Extract to read
+ + +
On the topic of bureaucracy, they can basically be seen as individuals who produce nothing and simply eat food and take a same-share of income.  That is, they are like people who have 0% productivity yet still take a full income and therefore cause a welfare-tax on productivity equal to a single person-cycle per bureaucrat.  However, that is not to say they are not necessary but that it is easier to model them mathematical as such.  It is fun to look at it this way but perhaps actually somewhat inaccurate.

Alternatively, we can view their output as "administration" and a certain amount of "administration" is required to redistribute goods and run projects.  Then we can adjust their income in the same way as other workers.  If they are not good administrators, they are paid less, if they are excellent administrators they are paid more.  This would be a more accurate and fair reflection of the administration industry (ie. government).

For example:

Bureaucrat: Requires 40 education, produces 100 administration per cycle, average life span of 100 cycles

Therefore...

Bureaucrat: 6000 administration, -40 education

And so, a bureaucrat who produces at 150% per cycle (Which means that after education is finished, they produce at a rate of 150 administration per cycle... or 60 administration on average per cycle across their lifetime) would receive 150% income.

It is difficult to escape the needs of administration.  A large number of projects that necessarily require resources to be pooled will inherently incur some administrative cost.  For instance, single individuals cannot build a road network but a large society can afford to do so.  In order to pool the necessary resources some administrative overhead cost will be incurred.  Better administrators have lower overhead costs.
+ + +
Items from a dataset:
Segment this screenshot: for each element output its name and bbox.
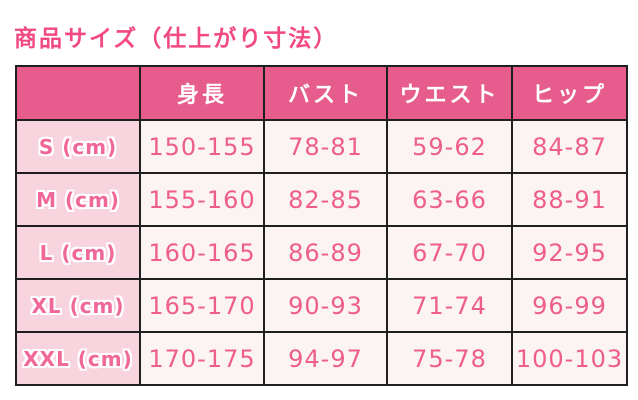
value-cell: 78-81 [263, 119, 388, 174]
value-cell: 88-91 [511, 172, 628, 227]
table-row: XXL (cm) 170-175 94-97 75-78 100-103 [15, 331, 628, 386]
value-cell: 82-85 [263, 172, 388, 227]
table-row: M (cm) 155-160 82-85 63-66 88-91 [15, 172, 628, 227]
value-cell: 86-89 [263, 225, 388, 280]
header-cell: 身長 [139, 65, 265, 121]
value-cell: 67-70 [386, 225, 513, 280]
value-cell: 155-160 [139, 172, 265, 227]
row-label: XL (cm) [15, 278, 141, 333]
table-row: XL (cm) 165-170 90-93 71-74 96-99 [15, 278, 628, 333]
value-cell: 96-99 [511, 278, 628, 333]
table-row: S (cm) 150-155 78-81 59-62 84-87 [15, 119, 628, 174]
row-label: S (cm) [15, 119, 141, 174]
value-cell: 71-74 [386, 278, 513, 333]
value-cell: 59-62 [386, 119, 513, 174]
size-table: 身長 バスト ウエスト ヒップ S (cm) 150-155 78-81 59-62 84-8… [15, 65, 628, 386]
row-label: XXL (cm) [15, 331, 141, 386]
value-cell: 165-170 [139, 278, 265, 333]
value-cell: 94-97 [263, 331, 388, 386]
value-cell: 150-155 [139, 119, 265, 174]
table-body: S (cm) 150-155 78-81 59-62 84-87 M (cm) 155-16… [15, 119, 628, 386]
value-cell: 92-95 [511, 225, 628, 280]
header-cell: ウエスト [386, 65, 513, 121]
page-title: 商品サイズ（仕上がり寸法） [14, 26, 339, 52]
value-cell: 90-93 [263, 278, 388, 333]
header-cell-empty [15, 65, 141, 121]
value-cell: 84-87 [511, 119, 628, 174]
header-cell: バスト [263, 65, 388, 121]
header-cell: ヒップ [511, 65, 628, 121]
table-row: L (cm) 160-165 86-89 67-70 92-95 [15, 225, 628, 280]
value-cell: 170-175 [139, 331, 265, 386]
header-row: 身長 バスト ウエスト ヒップ [15, 65, 628, 121]
value-cell: 63-66 [386, 172, 513, 227]
value-cell: 100-103 [511, 331, 628, 386]
row-label: M (cm) [15, 172, 141, 227]
value-cell: 75-78 [386, 331, 513, 386]
value-cell: 160-165 [139, 225, 265, 280]
row-label: L (cm) [15, 225, 141, 280]
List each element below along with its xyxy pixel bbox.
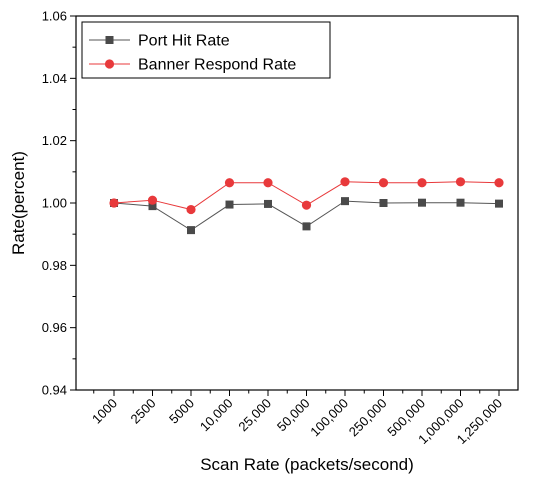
+ + +
Aim of the exercise
Decide whether each statement agrees with the passage on bureaucracy, answering yes or no and quoting the words of the passage that settle it. (a) A single individual cannot build a road network. (b) Better administrators have higher overhead costs. (c) Viewing bureaucrats as people with 0% productivity is described as fully accurate.

Solution for this task
(a) Yes: "single individuals cannot build a road network but a large society can afford to do so."
(b) No: "Better administrators have lower overhead costs."
(c) No: "It is fun to look at it this way but perhaps actually somewhat inaccurate."